## Written request
Can you write out all of the material below, word for word?

▽

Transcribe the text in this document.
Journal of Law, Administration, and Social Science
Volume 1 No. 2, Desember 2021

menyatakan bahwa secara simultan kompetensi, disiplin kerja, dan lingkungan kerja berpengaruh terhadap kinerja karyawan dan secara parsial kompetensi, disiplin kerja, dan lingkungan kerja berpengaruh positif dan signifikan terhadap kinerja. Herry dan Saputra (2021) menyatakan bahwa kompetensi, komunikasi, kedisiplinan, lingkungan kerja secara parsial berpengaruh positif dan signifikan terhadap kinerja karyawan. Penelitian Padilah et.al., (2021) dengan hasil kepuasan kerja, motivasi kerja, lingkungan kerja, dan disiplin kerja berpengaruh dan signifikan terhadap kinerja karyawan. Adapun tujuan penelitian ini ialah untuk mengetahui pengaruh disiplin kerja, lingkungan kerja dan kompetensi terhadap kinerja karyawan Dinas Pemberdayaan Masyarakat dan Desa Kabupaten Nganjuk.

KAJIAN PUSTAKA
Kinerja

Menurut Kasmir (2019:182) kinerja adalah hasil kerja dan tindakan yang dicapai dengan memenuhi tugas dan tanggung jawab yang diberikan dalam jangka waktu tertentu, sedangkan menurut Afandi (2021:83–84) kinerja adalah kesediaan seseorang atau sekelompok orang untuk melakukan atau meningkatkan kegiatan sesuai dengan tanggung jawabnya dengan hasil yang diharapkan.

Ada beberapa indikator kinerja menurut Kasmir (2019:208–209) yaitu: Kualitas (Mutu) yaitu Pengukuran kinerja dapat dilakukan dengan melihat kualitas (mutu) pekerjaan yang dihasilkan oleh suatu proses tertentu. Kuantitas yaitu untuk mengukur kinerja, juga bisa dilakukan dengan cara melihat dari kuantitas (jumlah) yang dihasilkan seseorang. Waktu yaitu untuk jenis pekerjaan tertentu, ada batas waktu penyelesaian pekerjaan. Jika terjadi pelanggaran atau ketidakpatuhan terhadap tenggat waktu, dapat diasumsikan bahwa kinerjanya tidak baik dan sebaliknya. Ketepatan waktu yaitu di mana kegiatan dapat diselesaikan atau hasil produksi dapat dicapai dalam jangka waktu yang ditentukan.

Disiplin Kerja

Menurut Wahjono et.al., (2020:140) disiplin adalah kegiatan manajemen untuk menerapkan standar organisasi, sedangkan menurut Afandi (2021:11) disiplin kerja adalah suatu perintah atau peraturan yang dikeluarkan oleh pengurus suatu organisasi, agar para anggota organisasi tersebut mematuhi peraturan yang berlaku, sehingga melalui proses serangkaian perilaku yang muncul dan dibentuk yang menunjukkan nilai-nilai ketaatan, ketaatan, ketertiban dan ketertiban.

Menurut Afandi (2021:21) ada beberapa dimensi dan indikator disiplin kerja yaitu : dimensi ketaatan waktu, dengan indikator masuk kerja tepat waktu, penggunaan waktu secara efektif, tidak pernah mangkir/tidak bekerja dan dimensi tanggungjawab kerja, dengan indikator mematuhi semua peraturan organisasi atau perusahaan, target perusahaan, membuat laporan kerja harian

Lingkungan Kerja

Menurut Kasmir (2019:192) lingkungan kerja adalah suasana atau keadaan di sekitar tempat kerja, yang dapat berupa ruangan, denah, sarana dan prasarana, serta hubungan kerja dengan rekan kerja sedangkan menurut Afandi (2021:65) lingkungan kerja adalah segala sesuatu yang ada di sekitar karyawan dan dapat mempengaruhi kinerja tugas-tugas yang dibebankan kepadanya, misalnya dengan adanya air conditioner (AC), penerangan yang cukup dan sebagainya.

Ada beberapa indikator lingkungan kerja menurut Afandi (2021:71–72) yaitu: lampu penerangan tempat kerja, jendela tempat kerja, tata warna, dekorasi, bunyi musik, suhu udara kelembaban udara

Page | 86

△

## Completed exercise
Transcribe the text in this document.
Journal of Law, Administration, and Social Science
Volume 1 No. 2, Desember 2021

menyatakan bahwa secara simultan kompetensi, disiplin kerja, dan lingkungan kerja berpengaruh terhadap kinerja karyawan dan secara parsial kompetensi, disiplin kerja, dan lingkungan kerja berpengaruh positif dan signifikan terhadap kinerja. Herry dan Saputra (2021) menyatakan bahwa kompetensi, komunikasi, kedisiplinan, lingkungan kerja secara parsial berpengaruh positif dan signifikan terhadap kinerja karyawan. Penelitian Padilah et.al., (2021) dengan hasil kepuasan kerja, motivasi kerja, lingkungan kerja, dan disiplin kerja berpengaruh dan signifikan terhadap kinerja karyawan. Adapun tujuan penelitian ini ialah untuk mengetahui pengaruh disiplin kerja, lingkungan kerja dan kompetensi terhadap kinerja karyawan Dinas Pemberdayaan Masyarakat dan Desa Kabupaten Nganjuk.

KAJIAN PUSTAKA
Kinerja

Menurut Kasmir (2019:182) kinerja adalah hasil kerja dan tindakan yang dicapai dengan memenuhi tugas dan tanggung jawab yang diberikan dalam jangka waktu tertentu, sedangkan menurut Afandi (2021:83–84) kinerja adalah kesediaan seseorang atau sekelompok orang untuk melakukan atau meningkatkan kegiatan sesuai dengan tanggung jawabnya dengan hasil yang diharapkan.

Ada beberapa indikator kinerja menurut Kasmir (2019:208–209) yaitu: Kualitas (Mutu) yaitu Pengukuran kinerja dapat dilakukan dengan melihat kualitas (mutu) pekerjaan yang dihasilkan oleh suatu proses tertentu. Kuantitas yaitu untuk mengukur kinerja, juga bisa dilakukan dengan cara melihat dari kuantitas (jumlah) yang dihasilkan seseorang. Waktu yaitu untuk jenis pekerjaan tertentu, ada batas waktu penyelesaian pekerjaan. Jika terjadi pelanggaran atau ketidakpatuhan terhadap tenggat waktu, dapat diasumsikan bahwa kinerjanya tidak baik dan sebaliknya. Ketepatan waktu yaitu di mana kegiatan dapat diselesaikan atau hasil produksi dapat dicapai dalam jangka waktu yang ditentukan.

Disiplin Kerja

Menurut Wahjono et.al., (2020:140) disiplin adalah kegiatan manajemen untuk menerapkan standar organisasi, sedangkan menurut Afandi (2021:11) disiplin kerja adalah suatu perintah atau peraturan yang dikeluarkan oleh pengurus suatu organisasi, agar para anggota organisasi tersebut mematuhi peraturan yang berlaku, sehingga melalui proses serangkaian perilaku yang muncul dan dibentuk yang menunjukkan nilai-nilai ketaatan, ketaatan, ketertiban dan ketertiban.

Menurut Afandi (2021:21) ada beberapa dimensi dan indikator disiplin kerja yaitu : dimensi ketaatan waktu, dengan indikator masuk kerja tepat waktu, penggunaan waktu secara efektif, tidak pernah mangkir/tidak bekerja dan dimensi tanggungjawab kerja, dengan indikator mematuhi semua peraturan organisasi atau perusahaan, target perusahaan, membuat laporan kerja harian

Lingkungan Kerja

Menurut Kasmir (2019:192) lingkungan kerja adalah suasana atau keadaan di sekitar tempat kerja, yang dapat berupa ruangan, denah, sarana dan prasarana, serta hubungan kerja dengan rekan kerja sedangkan menurut Afandi (2021:65) lingkungan kerja adalah segala sesuatu yang ada di sekitar karyawan dan dapat mempengaruhi kinerja tugas-tugas yang dibebankan kepadanya, misalnya dengan adanya air conditioner (AC), penerangan yang cukup dan sebagainya.

Ada beberapa indikator lingkungan kerja menurut Afandi (2021:71–72) yaitu: lampu penerangan tempat kerja, jendela tempat kerja, tata warna, dekorasi, bunyi musik, suhu udara kelembaban udara

Page | 86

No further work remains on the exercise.